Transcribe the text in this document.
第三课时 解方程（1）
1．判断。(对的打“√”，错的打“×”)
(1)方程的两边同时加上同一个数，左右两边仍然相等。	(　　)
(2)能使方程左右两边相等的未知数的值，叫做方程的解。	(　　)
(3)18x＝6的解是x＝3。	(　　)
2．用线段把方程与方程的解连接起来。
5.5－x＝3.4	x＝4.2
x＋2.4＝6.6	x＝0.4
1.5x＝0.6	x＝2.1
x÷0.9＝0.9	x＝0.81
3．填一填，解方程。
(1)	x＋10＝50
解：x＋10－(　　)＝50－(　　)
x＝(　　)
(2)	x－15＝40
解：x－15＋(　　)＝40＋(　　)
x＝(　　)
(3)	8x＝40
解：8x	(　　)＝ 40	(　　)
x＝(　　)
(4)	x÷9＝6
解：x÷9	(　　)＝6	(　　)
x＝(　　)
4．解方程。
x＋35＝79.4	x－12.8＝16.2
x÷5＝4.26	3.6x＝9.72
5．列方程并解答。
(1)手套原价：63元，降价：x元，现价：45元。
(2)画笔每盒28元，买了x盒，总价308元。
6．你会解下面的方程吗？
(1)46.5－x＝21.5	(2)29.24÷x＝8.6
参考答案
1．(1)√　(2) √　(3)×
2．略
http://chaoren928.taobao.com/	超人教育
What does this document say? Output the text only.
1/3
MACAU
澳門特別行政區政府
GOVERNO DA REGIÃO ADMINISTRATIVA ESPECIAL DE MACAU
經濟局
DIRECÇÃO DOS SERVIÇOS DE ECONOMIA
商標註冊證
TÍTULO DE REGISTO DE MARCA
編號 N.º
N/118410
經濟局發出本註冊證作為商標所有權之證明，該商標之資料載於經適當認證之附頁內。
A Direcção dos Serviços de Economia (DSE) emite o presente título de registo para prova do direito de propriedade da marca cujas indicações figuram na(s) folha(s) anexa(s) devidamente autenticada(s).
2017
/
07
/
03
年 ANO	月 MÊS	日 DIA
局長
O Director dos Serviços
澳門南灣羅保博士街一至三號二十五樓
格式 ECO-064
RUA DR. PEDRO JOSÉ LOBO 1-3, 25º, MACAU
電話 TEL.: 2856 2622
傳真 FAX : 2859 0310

• WHAT IS NEEDED
Repeat every entry word for word.

• FINAL RESULT
Transcribe the text in this document.
第三课时 解方程（1）
1．判断。(对的打“√”，错的打“×”)
(1)方程的两边同时加上同一个数，左右两边仍然相等。	(　　)
(2)能使方程左右两边相等的未知数的值，叫做方程的解。	(　　)
(3)18x＝6的解是x＝3。	(　　)
2．用线段把方程与方程的解连接起来。
5.5－x＝3.4	x＝4.2
x＋2.4＝6.6	x＝0.4
1.5x＝0.6	x＝2.1
x÷0.9＝0.9	x＝0.81
3．填一填，解方程。
(1)	x＋10＝50
解：x＋10－(　　)＝50－(　　)
x＝(　　)
(2)	x－15＝40
解：x－15＋(　　)＝40＋(　　)
x＝(　　)
(3)	8x＝40
解：8x	(　　)＝ 40	(　　)
x＝(　　)
(4)	x÷9＝6
解：x÷9	(　　)＝6	(　　)
x＝(　　)
4．解方程。
x＋35＝79.4	x－12.8＝16.2
x÷5＝4.26	3.6x＝9.72
5．列方程并解答。
(1)手套原价：63元，降价：x元，现价：45元。
(2)画笔每盒28元，买了x盒，总价308元。
6．你会解下面的方程吗？
(1)46.5－x＝21.5	(2)29.24÷x＝8.6
参考答案
1．(1)√　(2) √　(3)×
2．略
http://chaoren928.taobao.com/	超人教育
What does this document say? Output the text only.
1/3
MACAU
澳門特別行政區政府
GOVERNO DA REGIÃO ADMINISTRATIVA ESPECIAL DE MACAU
經濟局
DIRECÇÃO DOS SERVIÇOS DE ECONOMIA
商標註冊證
TÍTULO DE REGISTO DE MARCA
編號 N.º
N/118410
經濟局發出本註冊證作為商標所有權之證明，該商標之資料載於經適當認證之附頁內。
A Direcção dos Serviços de Economia (DSE) emite o presente título de registo para prova do direito de propriedade da marca cujas indicações figuram na(s) folha(s) anexa(s) devidamente autenticada(s).
2017
/
07
/
03
年 ANO	月 MÊS	日 DIA
局長
O Director dos Serviços
澳門南灣羅保博士街一至三號二十五樓
格式 ECO-064
RUA DR. PEDRO JOSÉ LOBO 1-3, 25º, MACAU
電話 TEL.: 2856 2622
傳真 FAX : 2859 0310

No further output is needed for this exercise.